→ **Extracted data entries**:
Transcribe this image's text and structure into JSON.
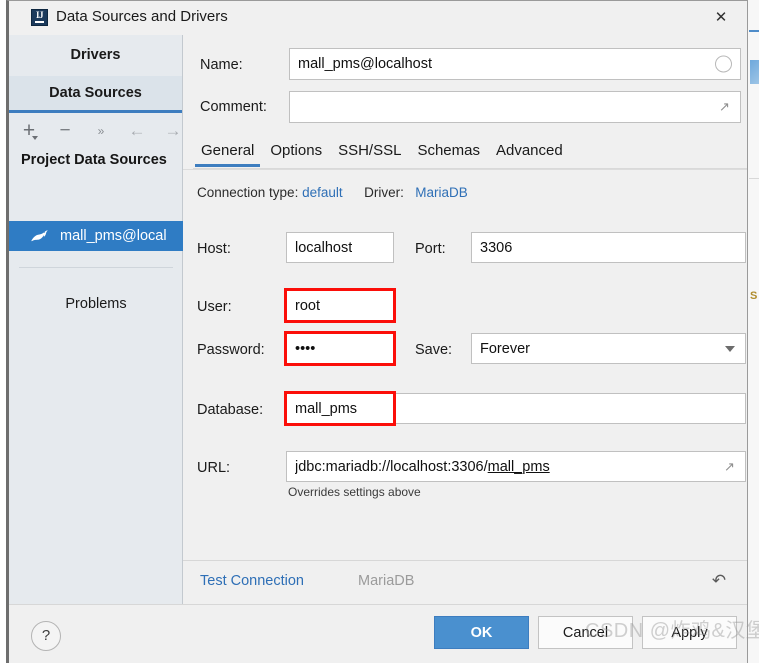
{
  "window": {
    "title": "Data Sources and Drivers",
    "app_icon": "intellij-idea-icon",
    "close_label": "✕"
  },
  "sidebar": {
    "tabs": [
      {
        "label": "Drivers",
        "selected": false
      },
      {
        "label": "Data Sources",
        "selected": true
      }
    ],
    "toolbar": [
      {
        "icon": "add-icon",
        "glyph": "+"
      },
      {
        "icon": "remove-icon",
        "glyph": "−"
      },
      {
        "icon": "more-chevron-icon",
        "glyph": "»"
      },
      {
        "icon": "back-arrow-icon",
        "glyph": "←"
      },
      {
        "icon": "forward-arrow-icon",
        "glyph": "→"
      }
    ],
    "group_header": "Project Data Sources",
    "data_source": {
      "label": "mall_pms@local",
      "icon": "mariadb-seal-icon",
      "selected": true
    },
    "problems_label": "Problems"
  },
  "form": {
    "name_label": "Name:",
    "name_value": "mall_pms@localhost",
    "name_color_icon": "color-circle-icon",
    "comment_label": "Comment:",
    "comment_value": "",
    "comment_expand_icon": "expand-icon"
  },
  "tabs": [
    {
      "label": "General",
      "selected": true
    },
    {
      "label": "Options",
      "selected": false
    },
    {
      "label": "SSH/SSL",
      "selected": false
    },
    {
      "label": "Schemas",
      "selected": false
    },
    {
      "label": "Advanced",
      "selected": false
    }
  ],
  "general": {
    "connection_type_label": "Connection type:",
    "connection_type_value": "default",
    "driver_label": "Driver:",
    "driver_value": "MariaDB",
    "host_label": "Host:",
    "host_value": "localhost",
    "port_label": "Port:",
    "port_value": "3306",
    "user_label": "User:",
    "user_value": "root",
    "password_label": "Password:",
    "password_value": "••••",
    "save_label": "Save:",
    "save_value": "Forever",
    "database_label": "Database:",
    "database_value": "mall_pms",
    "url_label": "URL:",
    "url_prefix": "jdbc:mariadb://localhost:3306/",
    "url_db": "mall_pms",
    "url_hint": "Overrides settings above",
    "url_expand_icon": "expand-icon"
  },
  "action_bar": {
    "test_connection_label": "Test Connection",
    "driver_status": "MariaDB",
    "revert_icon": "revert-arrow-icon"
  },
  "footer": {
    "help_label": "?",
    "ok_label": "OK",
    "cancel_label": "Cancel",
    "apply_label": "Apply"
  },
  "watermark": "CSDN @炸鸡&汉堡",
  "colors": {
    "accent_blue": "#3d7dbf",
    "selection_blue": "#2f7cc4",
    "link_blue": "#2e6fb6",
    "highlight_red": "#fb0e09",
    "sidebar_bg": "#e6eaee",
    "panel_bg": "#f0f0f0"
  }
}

→ **SET PROBLEM**:
Copy every line of the listing containing the string "Drivers".

→ **THE SOLUTION**:
    "title": "Data Sources and Drivers",
        "label": "Drivers",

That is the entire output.